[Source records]

_ _ _ _ _

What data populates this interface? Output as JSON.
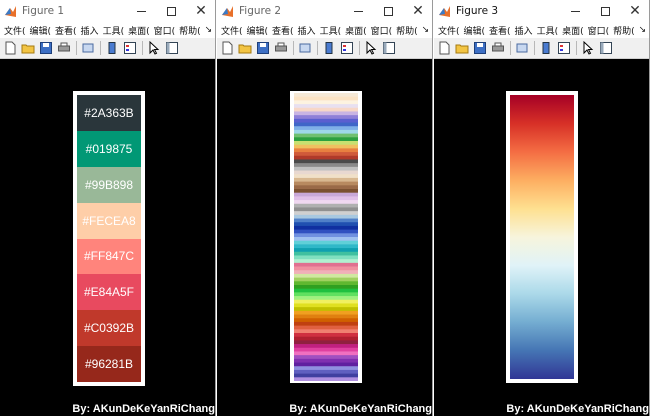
{
  "windows": [
    {
      "title": "Figure 1",
      "menu": [
        "文件(",
        "编辑(",
        "查看(",
        "插入",
        "工具(",
        "桌面(",
        "窗口(",
        "帮助("
      ],
      "menu_more": "↘",
      "credit": "By: AKunDeKeYanRiChang",
      "swatches": [
        {
          "label": "#2A363B",
          "color": "#2A363B"
        },
        {
          "label": "#019875",
          "color": "#019875"
        },
        {
          "label": "#99B898",
          "color": "#99B898"
        },
        {
          "label": "#FECEA8",
          "color": "#FECEA8"
        },
        {
          "label": "#FF847C",
          "color": "#FF847C"
        },
        {
          "label": "#E84A5F",
          "color": "#E84A5F"
        },
        {
          "label": "#C0392B",
          "color": "#C0392B"
        },
        {
          "label": "#96281B",
          "color": "#96281B"
        }
      ]
    },
    {
      "title": "Figure 2",
      "menu": [
        "文件(",
        "编辑(",
        "查看(",
        "插入",
        "工具(",
        "桌面(",
        "窗口(",
        "帮助("
      ],
      "menu_more": "↘",
      "credit": "By: AKunDeKeYanRiChang",
      "stripe_colors": [
        "#f6e9d6",
        "#fbe3c4",
        "#fdf3e0",
        "#e8e0f0",
        "#f7d7c7",
        "#c9b4e3",
        "#8f80d8",
        "#5a5fd0",
        "#3f66c8",
        "#7fb0e8",
        "#9fd8e8",
        "#70c070",
        "#2da040",
        "#c8e070",
        "#f0c060",
        "#e88040",
        "#d05a3a",
        "#b03a2a",
        "#4a4a4a",
        "#8a8a8a",
        "#c0c0c0",
        "#e8d8d0",
        "#f0e0c8",
        "#d8b890",
        "#b88a60",
        "#9a6a48",
        "#7a5030",
        "#c8a8d8",
        "#e0c0e8",
        "#f0d8f0",
        "#b0b0b0",
        "#909090",
        "#d0d0d0",
        "#a8c8e0",
        "#5080c8",
        "#2050b0",
        "#1030a0",
        "#3050c0",
        "#7090e0",
        "#a0c0f0",
        "#60d0d8",
        "#30b8c8",
        "#10a0b0",
        "#40c0a0",
        "#80e0c0",
        "#b0f0d0",
        "#e07090",
        "#f090a0",
        "#f0b0b8",
        "#d0e8a0",
        "#a0d060",
        "#60b830",
        "#30a020",
        "#20c040",
        "#60e060",
        "#a0f080",
        "#f0f060",
        "#e0e020",
        "#c0c000",
        "#f0a020",
        "#e08010",
        "#d06000",
        "#c04010",
        "#e06040",
        "#f08070",
        "#d03040",
        "#b02030",
        "#902040",
        "#c02080",
        "#e040a0",
        "#f070c0",
        "#a050c0",
        "#8030b0",
        "#6020a0",
        "#9090e0",
        "#6060c0",
        "#4040a0",
        "#b090e0"
      ]
    },
    {
      "title": "Figure 3",
      "menu": [
        "文件(",
        "编辑(",
        "查看(",
        "插入",
        "工具(",
        "桌面(",
        "窗口(",
        "帮助("
      ],
      "menu_more": "↘",
      "credit": "By: AKunDeKeYanRiChang",
      "gradient_stops": [
        "#a50026",
        "#d73027",
        "#f46d43",
        "#fdae61",
        "#fee090",
        "#f7f4dc",
        "#e0f3f8",
        "#abd9e9",
        "#74add1",
        "#4575b4",
        "#313695"
      ]
    }
  ]
}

_ _ _ _ _

Above are records to transcribe exactly; leave their pictures out.

[WORKED SOLUTION]
What data populates this interface? Output as JSON.
{
  "windows": [
    {
      "title": "Figure 1",
      "menu": [
        "文件(",
        "编辑(",
        "查看(",
        "插入",
        "工具(",
        "桌面(",
        "窗口(",
        "帮助("
      ],
      "menu_more": "↘",
      "credit": "By: AKunDeKeYanRiChang",
      "swatches": [
        {
          "label": "#2A363B",
          "color": "#2A363B"
        },
        {
          "label": "#019875",
          "color": "#019875"
        },
        {
          "label": "#99B898",
          "color": "#99B898"
        },
        {
          "label": "#FECEA8",
          "color": "#FECEA8"
        },
        {
          "label": "#FF847C",
          "color": "#FF847C"
        },
        {
          "label": "#E84A5F",
          "color": "#E84A5F"
        },
        {
          "label": "#C0392B",
          "color": "#C0392B"
        },
        {
          "label": "#96281B",
          "color": "#96281B"
        }
      ]
    },
    {
      "title": "Figure 2",
      "menu": [
        "文件(",
        "编辑(",
        "查看(",
        "插入",
        "工具(",
        "桌面(",
        "窗口(",
        "帮助("
      ],
      "menu_more": "↘",
      "credit": "By: AKunDeKeYanRiChang",
      "stripe_colors": [
        "#f6e9d6",
        "#fbe3c4",
        "#fdf3e0",
        "#e8e0f0",
        "#f7d7c7",
        "#c9b4e3",
        "#8f80d8",
        "#5a5fd0",
        "#3f66c8",
        "#7fb0e8",
        "#9fd8e8",
        "#70c070",
        "#2da040",
        "#c8e070",
        "#f0c060",
        "#e88040",
        "#d05a3a",
        "#b03a2a",
        "#4a4a4a",
        "#8a8a8a",
        "#c0c0c0",
        "#e8d8d0",
        "#f0e0c8",
        "#d8b890",
        "#b88a60",
        "#9a6a48",
        "#7a5030",
        "#c8a8d8",
        "#e0c0e8",
        "#f0d8f0",
        "#b0b0b0",
        "#909090",
        "#d0d0d0",
        "#a8c8e0",
        "#5080c8",
        "#2050b0",
        "#1030a0",
        "#3050c0",
        "#7090e0",
        "#a0c0f0",
        "#60d0d8",
        "#30b8c8",
        "#10a0b0",
        "#40c0a0",
        "#80e0c0",
        "#b0f0d0",
        "#e07090",
        "#f090a0",
        "#f0b0b8",
        "#d0e8a0",
        "#a0d060",
        "#60b830",
        "#30a020",
        "#20c040",
        "#60e060",
        "#a0f080",
        "#f0f060",
        "#e0e020",
        "#c0c000",
        "#f0a020",
        "#e08010",
        "#d06000",
        "#c04010",
        "#e06040",
        "#f08070",
        "#d03040",
        "#b02030",
        "#902040",
        "#c02080",
        "#e040a0",
        "#f070c0",
        "#a050c0",
        "#8030b0",
        "#6020a0",
        "#9090e0",
        "#6060c0",
        "#4040a0",
        "#b090e0"
      ]
    },
    {
      "title": "Figure 3",
      "menu": [
        "文件(",
        "编辑(",
        "查看(",
        "插入",
        "工具(",
        "桌面(",
        "窗口(",
        "帮助("
      ],
      "menu_more": "↘",
      "credit": "By: AKunDeKeYanRiChang",
      "gradient_stops": [
        "#a50026",
        "#d73027",
        "#f46d43",
        "#fdae61",
        "#fee090",
        "#f7f4dc",
        "#e0f3f8",
        "#abd9e9",
        "#74add1",
        "#4575b4",
        "#313695"
      ]
    }
  ]
}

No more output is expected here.